Records supplied:
%%

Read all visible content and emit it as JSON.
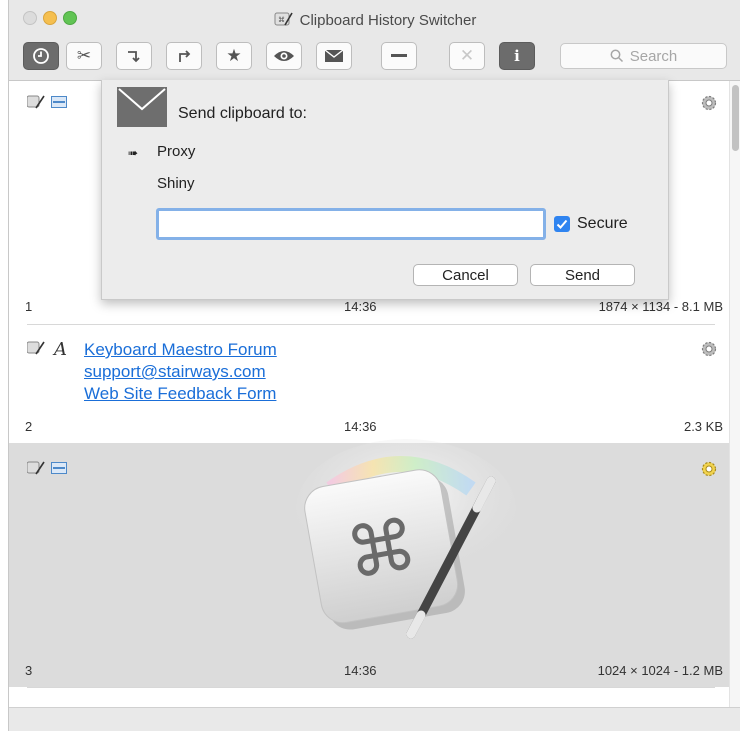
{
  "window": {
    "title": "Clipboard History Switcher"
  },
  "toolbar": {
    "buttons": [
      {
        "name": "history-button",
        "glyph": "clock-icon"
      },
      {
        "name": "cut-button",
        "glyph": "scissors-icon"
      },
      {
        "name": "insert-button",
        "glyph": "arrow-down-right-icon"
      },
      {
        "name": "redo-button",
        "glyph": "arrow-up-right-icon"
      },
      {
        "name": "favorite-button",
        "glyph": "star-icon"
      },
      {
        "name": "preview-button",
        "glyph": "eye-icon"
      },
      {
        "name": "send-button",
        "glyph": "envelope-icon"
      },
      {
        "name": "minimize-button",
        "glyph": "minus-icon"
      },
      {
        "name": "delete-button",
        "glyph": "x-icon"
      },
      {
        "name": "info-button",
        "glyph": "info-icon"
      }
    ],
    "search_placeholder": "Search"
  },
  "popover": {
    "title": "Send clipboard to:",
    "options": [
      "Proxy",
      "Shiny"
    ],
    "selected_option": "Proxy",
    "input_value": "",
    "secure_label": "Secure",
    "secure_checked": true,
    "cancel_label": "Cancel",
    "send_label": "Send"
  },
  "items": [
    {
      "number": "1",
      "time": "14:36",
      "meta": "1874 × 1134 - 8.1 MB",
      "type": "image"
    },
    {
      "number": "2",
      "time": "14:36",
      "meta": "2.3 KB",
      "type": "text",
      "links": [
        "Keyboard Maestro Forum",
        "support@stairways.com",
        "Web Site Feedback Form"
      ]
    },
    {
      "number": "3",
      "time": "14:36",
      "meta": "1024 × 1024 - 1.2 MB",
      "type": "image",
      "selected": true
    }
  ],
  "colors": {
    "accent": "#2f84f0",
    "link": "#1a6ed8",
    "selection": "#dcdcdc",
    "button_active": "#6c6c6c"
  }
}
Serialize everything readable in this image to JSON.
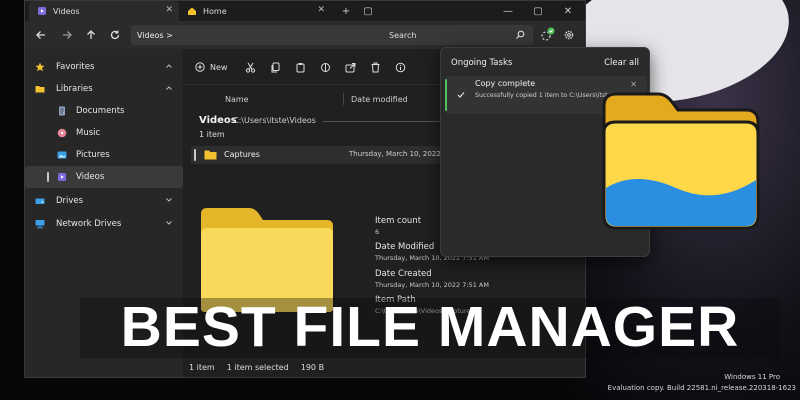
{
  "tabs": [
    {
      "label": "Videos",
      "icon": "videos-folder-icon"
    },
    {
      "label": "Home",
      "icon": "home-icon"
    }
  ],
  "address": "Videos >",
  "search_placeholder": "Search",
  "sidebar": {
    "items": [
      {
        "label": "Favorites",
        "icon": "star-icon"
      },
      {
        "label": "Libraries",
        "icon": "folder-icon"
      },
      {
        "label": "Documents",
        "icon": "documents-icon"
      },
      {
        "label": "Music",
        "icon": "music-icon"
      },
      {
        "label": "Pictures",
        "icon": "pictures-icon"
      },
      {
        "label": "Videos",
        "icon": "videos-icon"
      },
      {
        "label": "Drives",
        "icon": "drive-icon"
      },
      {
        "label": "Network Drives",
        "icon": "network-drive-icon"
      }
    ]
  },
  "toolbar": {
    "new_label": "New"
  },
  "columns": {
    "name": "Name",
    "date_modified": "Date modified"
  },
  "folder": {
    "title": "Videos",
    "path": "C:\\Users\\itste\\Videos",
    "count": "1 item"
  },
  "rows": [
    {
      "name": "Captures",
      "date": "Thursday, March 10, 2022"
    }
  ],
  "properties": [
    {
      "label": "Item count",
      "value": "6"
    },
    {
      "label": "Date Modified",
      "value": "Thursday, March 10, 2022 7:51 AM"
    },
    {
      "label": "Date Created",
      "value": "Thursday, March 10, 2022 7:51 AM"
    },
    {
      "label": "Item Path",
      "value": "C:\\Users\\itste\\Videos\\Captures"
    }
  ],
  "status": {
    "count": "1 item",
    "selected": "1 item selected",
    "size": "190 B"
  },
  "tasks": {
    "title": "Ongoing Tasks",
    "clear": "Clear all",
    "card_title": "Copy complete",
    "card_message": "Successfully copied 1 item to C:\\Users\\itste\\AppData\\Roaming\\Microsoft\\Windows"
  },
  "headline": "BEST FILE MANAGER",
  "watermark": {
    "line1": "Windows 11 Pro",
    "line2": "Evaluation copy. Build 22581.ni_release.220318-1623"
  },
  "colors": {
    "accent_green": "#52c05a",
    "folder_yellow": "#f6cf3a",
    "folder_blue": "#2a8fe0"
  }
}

%%

The problem:
Leave out the pictures and give the rest of the records again exactly.

Response for this exercise:
Read all visible content and emit it as JSON.
{
  "window": {
    "title": "Clipboard History Switcher"
  },
  "toolbar": {
    "buttons": [
      {
        "name": "history-button",
        "glyph": "clock-icon"
      },
      {
        "name": "cut-button",
        "glyph": "scissors-icon"
      },
      {
        "name": "insert-button",
        "glyph": "arrow-down-right-icon"
      },
      {
        "name": "redo-button",
        "glyph": "arrow-up-right-icon"
      },
      {
        "name": "favorite-button",
        "glyph": "star-icon"
      },
      {
        "name": "preview-button",
        "glyph": "eye-icon"
      },
      {
        "name": "send-button",
        "glyph": "envelope-icon"
      },
      {
        "name": "minimize-button",
        "glyph": "minus-icon"
      },
      {
        "name": "delete-button",
        "glyph": "x-icon"
      },
      {
        "name": "info-button",
        "glyph": "info-icon"
      }
    ],
    "search_placeholder": "Search"
  },
  "popover": {
    "title": "Send clipboard to:",
    "options": [
      "Proxy",
      "Shiny"
    ],
    "selected_option": "Proxy",
    "input_value": "",
    "secure_label": "Secure",
    "secure_checked": true,
    "cancel_label": "Cancel",
    "send_label": "Send"
  },
  "items": [
    {
      "number": "1",
      "time": "14:36",
      "meta": "1874 × 1134 - 8.1 MB",
      "type": "image"
    },
    {
      "number": "2",
      "time": "14:36",
      "meta": "2.3 KB",
      "type": "text",
      "links": [
        "Keyboard Maestro Forum",
        "support@stairways.com",
        "Web Site Feedback Form"
      ]
    },
    {
      "number": "3",
      "time": "14:36",
      "meta": "1024 × 1024 - 1.2 MB",
      "type": "image",
      "selected": true
    }
  ],
  "colors": {
    "accent": "#2f84f0",
    "link": "#1a6ed8",
    "selection": "#dcdcdc",
    "button_active": "#6c6c6c"
  }
}
Serialize everything readable in this image to JSON.
{
  "tabs": [
    {
      "label": "Videos",
      "icon": "videos-folder-icon"
    },
    {
      "label": "Home",
      "icon": "home-icon"
    }
  ],
  "address": "Videos >",
  "search_placeholder": "Search",
  "sidebar": {
    "items": [
      {
        "label": "Favorites",
        "icon": "star-icon"
      },
      {
        "label": "Libraries",
        "icon": "folder-icon"
      },
      {
        "label": "Documents",
        "icon": "documents-icon"
      },
      {
        "label": "Music",
        "icon": "music-icon"
      },
      {
        "label": "Pictures",
        "icon": "pictures-icon"
      },
      {
        "label": "Videos",
        "icon": "videos-icon"
      },
      {
        "label": "Drives",
        "icon": "drive-icon"
      },
      {
        "label": "Network Drives",
        "icon": "network-drive-icon"
      }
    ]
  },
  "toolbar": {
    "new_label": "New"
  },
  "columns": {
    "name": "Name",
    "date_modified": "Date modified"
  },
  "folder": {
    "title": "Videos",
    "path": "C:\\Users\\itste\\Videos",
    "count": "1 item"
  },
  "rows": [
    {
      "name": "Captures",
      "date": "Thursday, March 10, 2022"
    }
  ],
  "properties": [
    {
      "label": "Item count",
      "value": "6"
    },
    {
      "label": "Date Modified",
      "value": "Thursday, March 10, 2022 7:51 AM"
    },
    {
      "label": "Date Created",
      "value": "Thursday, March 10, 2022 7:51 AM"
    },
    {
      "label": "Item Path",
      "value": "C:\\Users\\itste\\Videos\\Captures"
    }
  ],
  "status": {
    "count": "1 item",
    "selected": "1 item selected",
    "size": "190 B"
  },
  "tasks": {
    "title": "Ongoing Tasks",
    "clear": "Clear all",
    "card_title": "Copy complete",
    "card_message": "Successfully copied 1 item to C:\\Users\\itste\\AppData\\Roaming\\Microsoft\\Windows"
  },
  "headline": "BEST FILE MANAGER",
  "watermark": {
    "line1": "Windows 11 Pro",
    "line2": "Evaluation copy. Build 22581.ni_release.220318-1623"
  },
  "colors": {
    "accent_green": "#52c05a",
    "folder_yellow": "#f6cf3a",
    "folder_blue": "#2a8fe0"
  }
}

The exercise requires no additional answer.